Capitol City Law Group > Blog > 4th Amendment > St. Paul Sex Crime Attorneys and Smartphone Searches

Smartphone technology has advanced at breakneck speed. The new iPhone X makes the original iPhone, which debuted in 2007, look like two tin cans attached to a string. For example, cloud storage allows for almost unlimited data storage. Some of that data is not meant for public consumption, to say the least. Other data, such as certain pornographic images or illicit conversations, could get you in trouble with the law.

In recent years, the Supreme Court has twice addressed cellphone searches and the right to privacy. In both instances, the Justices held that such searches, absent a warrant or a search warrant exception, run afoul of the Fourth Amendment.

The Cases at Issue

In 2014, the Supremes handed down its decision in Riley v. California. Officers detained Riley, who was acting rather suspiciously. They arrested him for a weapons violation. During a pat-down search for weapons, they found his smartphone. When they scrolled through his phone, they found pictures and messages which, they claimed, implicated Riley in gang activity. Prosecutors quickly charged Riley with a prior gang-related shooting and added a gang enhancement to the weapons case.

The Justices ruled that the smartphone search violated the Fourth Amendment. Phone owners have a reasonable expectation of privacy for anything past the home screen. As such, searching a phone is like searching a house. Without a warrant, or unless a search warrant exception applies, the search is invalid. As a result, any seized evidence is inadmissible.

Four years later, the Justices narrowly expanded the Riley holding in 2018’s Carpenter v. United States. Each time people use their phones, the nearest cell tower records cell site location information (CLSI). In Carpenter, the FBI used this data to track the defendant’s movements. According to court documents, the FBI harvested nearly 13,000 data points covering six months of use.

Once again, the Justices ruled that the CLSI collection was a Fourth Amendment search. The ruling significantly expanded Riley. Carpenter did not own the CLSI data. And, if he was like us, he probably did not even know it existed until the FBI used it to convict him of bank robbery.

So, the law is still developing. But based on these two decisions, St. Paul sex crime attorneys should be able to exclude any illegal pornography, like child pornography, that officers find on the defendant’s smartphone.

GIVEN DATA:
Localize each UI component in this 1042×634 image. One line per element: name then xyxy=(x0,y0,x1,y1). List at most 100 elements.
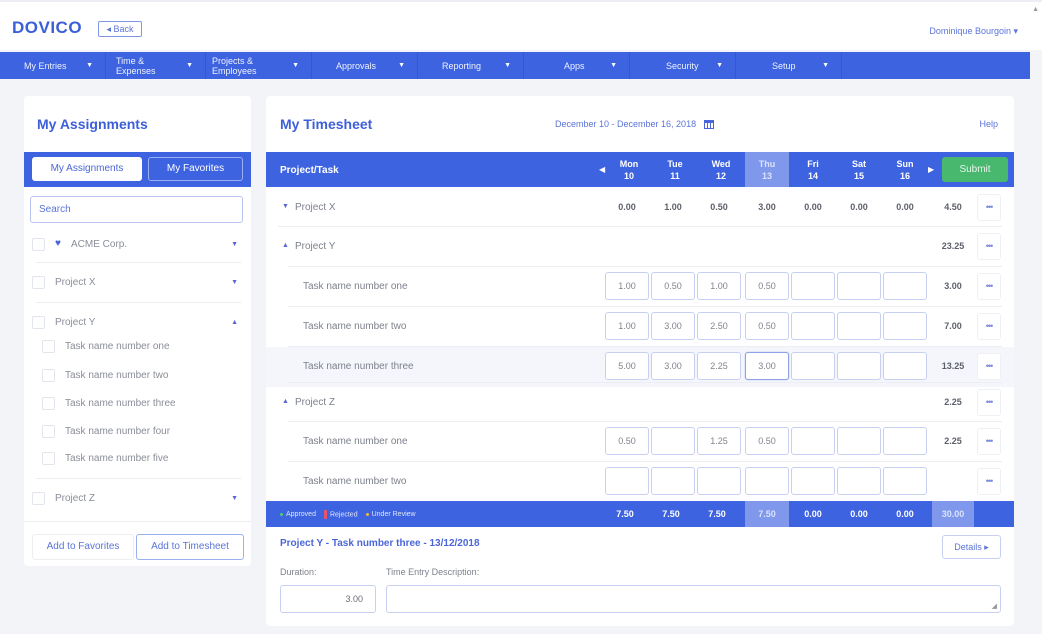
back-button[interactable]: ◂ Back xyxy=(98,21,142,37)
hours-input[interactable] xyxy=(837,352,881,380)
duration-input[interactable]: 3.00 xyxy=(280,585,376,613)
hours-input[interactable]: 0.50 xyxy=(745,427,789,455)
hours-input[interactable] xyxy=(837,272,881,300)
hours-input[interactable]: 0.50 xyxy=(605,427,649,455)
hours-input[interactable]: 1.00 xyxy=(697,272,741,300)
checkbox[interactable] xyxy=(32,315,45,329)
checkbox[interactable] xyxy=(32,237,45,251)
assignment-task[interactable]: Task name number four xyxy=(42,421,252,441)
nav-security[interactable]: Security ▼ xyxy=(630,52,736,79)
chevron-down-icon[interactable]: ▼ xyxy=(231,279,238,286)
search-input[interactable]: Search xyxy=(30,196,243,223)
nav-reporting[interactable]: Reporting ▼ xyxy=(418,52,524,79)
add-to-timesheet-button[interactable]: Add to Timesheet xyxy=(136,534,244,560)
nav-projects-employees[interactable]: Projects & Employees ▼ xyxy=(206,52,312,79)
assignment-task[interactable]: Task name number three xyxy=(42,393,252,413)
nav-approvals[interactable]: Approvals ▼ xyxy=(312,52,418,79)
more-options-button[interactable]: ••• xyxy=(977,273,1001,300)
checkbox[interactable] xyxy=(42,451,55,465)
more-options-button[interactable]: ••• xyxy=(977,468,1001,495)
help-link[interactable]: Help xyxy=(979,119,998,129)
more-options-button[interactable]: ••• xyxy=(977,233,1001,260)
hours-input[interactable] xyxy=(883,312,927,340)
hours-input[interactable] xyxy=(791,312,835,340)
checkbox[interactable] xyxy=(42,368,55,382)
hours-input[interactable]: 2.25 xyxy=(697,352,741,380)
more-options-button[interactable]: ••• xyxy=(977,313,1001,340)
description-textarea[interactable]: ◢ xyxy=(386,585,1001,613)
assignment-task[interactable]: Task name number two xyxy=(42,365,252,385)
chevron-down-icon[interactable]: ▼ xyxy=(282,203,289,210)
hours-input[interactable] xyxy=(791,272,835,300)
hours-input[interactable] xyxy=(651,467,695,495)
task-row[interactable]: Task name number three 5.00 3.00 2.25 3.00 13… xyxy=(266,347,1014,387)
assignment-task[interactable]: Task name number one xyxy=(42,336,252,356)
hours-input[interactable]: 3.00 xyxy=(745,352,789,380)
hours-input[interactable] xyxy=(883,427,927,455)
details-button[interactable]: Details ▸ xyxy=(942,535,1001,559)
checkbox[interactable] xyxy=(42,424,55,438)
nav-my-entries[interactable]: My Entries ▼ xyxy=(0,52,106,79)
hours-input[interactable]: 0.50 xyxy=(745,312,789,340)
checkbox[interactable] xyxy=(42,396,55,410)
chevron-up-icon[interactable]: ▲ xyxy=(231,319,238,326)
project-row[interactable]: ▲ Project Y 23.25 ••• xyxy=(266,227,1014,267)
hours-input[interactable] xyxy=(791,352,835,380)
scroll-up-icon[interactable]: ▲ xyxy=(1032,6,1039,13)
task-row[interactable]: Task name number one 0.50 1.25 0.50 2.25 ••• xyxy=(266,422,1014,462)
hours-input[interactable] xyxy=(883,352,927,380)
tab-my-favorites[interactable]: My Favorites xyxy=(148,157,243,181)
assignment-task[interactable]: Task name number five xyxy=(42,448,252,468)
hours-input[interactable] xyxy=(837,427,881,455)
hours-input[interactable]: 2.50 xyxy=(697,312,741,340)
nav-apps[interactable]: Apps ▼ xyxy=(524,52,630,79)
hours-input[interactable] xyxy=(883,272,927,300)
hours-input[interactable] xyxy=(791,427,835,455)
hours-input[interactable] xyxy=(605,467,649,495)
assignment-project-y[interactable]: Project Y ▲ xyxy=(32,312,242,332)
checkbox[interactable] xyxy=(32,491,45,505)
chevron-down-icon[interactable]: ▼ xyxy=(231,241,238,248)
submit-button[interactable]: Submit xyxy=(942,157,1008,182)
assignment-project-x[interactable]: Project X ▼ xyxy=(32,272,242,292)
project-row[interactable]: ▲ Project Z 2.25 ••• xyxy=(266,383,1014,423)
task-row[interactable]: Task name number two ••• xyxy=(266,462,1014,502)
more-options-button[interactable]: ••• xyxy=(977,194,1001,221)
date-range-picker[interactable]: December 10 - December 16, 2018 xyxy=(555,119,715,129)
chevron-down-icon[interactable]: ▼ xyxy=(231,495,238,502)
prev-week-icon[interactable]: ◀ xyxy=(599,165,605,174)
more-options-button[interactable]: ••• xyxy=(977,389,1001,416)
chevron-up-icon[interactable]: ▲ xyxy=(282,398,289,405)
task-row[interactable]: Task name number two 1.00 3.00 2.50 0.50 7.00… xyxy=(266,307,1014,347)
dovico-logo[interactable]: DOVICO xyxy=(12,18,82,38)
hours-input[interactable] xyxy=(745,467,789,495)
tab-my-assignments[interactable]: My Assignments xyxy=(32,157,142,181)
checkbox[interactable] xyxy=(42,339,55,353)
hours-input[interactable]: 3.00 xyxy=(651,352,695,380)
more-options-button[interactable]: ••• xyxy=(977,428,1001,455)
project-row[interactable]: ▼ Project X 0.00 1.00 0.50 3.00 0.00 0.00 0.00 4.… xyxy=(266,188,1014,228)
hours-input[interactable]: 3.00 xyxy=(651,312,695,340)
add-to-favorites-button[interactable]: Add to Favorites xyxy=(32,534,134,560)
hours-input[interactable] xyxy=(837,467,881,495)
hours-input[interactable] xyxy=(697,467,741,495)
hours-input[interactable] xyxy=(837,312,881,340)
next-week-icon[interactable]: ▶ xyxy=(928,165,934,174)
hours-input[interactable]: 1.00 xyxy=(605,312,649,340)
checkbox[interactable] xyxy=(32,275,45,289)
assignment-project-z[interactable]: Project Z ▼ xyxy=(32,488,242,508)
hours-input[interactable] xyxy=(651,427,695,455)
hours-input[interactable]: 5.00 xyxy=(605,352,649,380)
nav-time-expenses[interactable]: Time & Expenses ▼ xyxy=(106,52,206,79)
hours-input[interactable]: 1.25 xyxy=(697,427,741,455)
task-row[interactable]: Task name number one 1.00 0.50 1.00 0.50 3.00… xyxy=(266,267,1014,307)
hours-input[interactable]: 0.50 xyxy=(651,272,695,300)
nav-setup[interactable]: Setup ▼ xyxy=(736,52,842,79)
hours-input[interactable] xyxy=(791,467,835,495)
user-menu[interactable]: Dominique Bourgoin ▾ xyxy=(929,26,1018,37)
resize-grip-icon[interactable]: ◢ xyxy=(992,602,997,610)
hours-input[interactable]: 0.50 xyxy=(745,272,789,300)
hours-input[interactable]: 1.00 xyxy=(605,272,649,300)
assignment-client-acme[interactable]: ♥ ACME Corp. ▼ xyxy=(32,234,242,254)
calendar-icon[interactable] xyxy=(704,119,715,129)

SET TASK A: In the text on smartphone searches, how much location data did the FBI gather in Carpenter v. United States?
SET TASK B: Write the next part of the text on smartphone searches, picking up after its final sentence.

RESPONSE A: Nearly 13,000 data points covering six months of use.

RESPONSE B:
Search Warrant Requirements and Exceptions

The Fourth Amendment’s prohibition of unreasonable searches and seizures does not apply if officers had a valid warrant, or a search warrant exception applied.

A warrant must be based on probable cause. The law does not define this standard. But it is somewhere between reasonable suspicion, which is basically an evidence-based hunch, and beyond a reasonable doubt, which is near absolute certainty.

Additionally, the warrant must be specific. Authorization to scroll through a phone is probably too broad. Instead, the warrant should only give officers the right to look for evidence of certain crimes, such as possession of child pornography.

On a related note, if officers ask you to unlock your phone with your fingerprint or give them your password, you have the right to refuse these requests under the Fifth Amendment. This provision gives defendants the right to remain silent. If you assert this right, officers will almost certainly arrest you, but that was probably going to happen anyway.

Generally, search warrant exceptions apply if the defendant either did not have a right to privacy or expressly waived that right. Some common exceptions include:

  • Consent: If you unlock your phone and hand it to officers, they may look through it as much as they want. Once given, consent is absolute. You cannot limit it or withdraw it.
  • Probation or Parole: Minnesota law is fuzzy on this point. But in 2006, a state appeals court held that ” a
    warrantless search under a valid probation agreement does not violate the constitutional prohibitions of
    the Fourth Amendment.” The Minnesota Supreme Court basically affirmed this holding a year later. In other words, according to these cases, when the court places people on probation, they automatically give consent to warrantless searches.
  • Plain View: A smartphone’s home screen is in plain view, because everyone can see it. Anything past that is not in plain view. It does not matter if the phone was locked or unlocked.

St. Paul Sex Crime Attorneys, Image Possession, and Knowledge

If Ramsey County prosecutors get smartphone downloads past the warrant requirement, all is not lost. St. Paul sex crime attorneys can argue the defendant did not “possess” the images, because s/he lacked knowledge. You cannot possess a gun in a glove compartment unless you know the gun is there. The same principle applies with regard to electronic images.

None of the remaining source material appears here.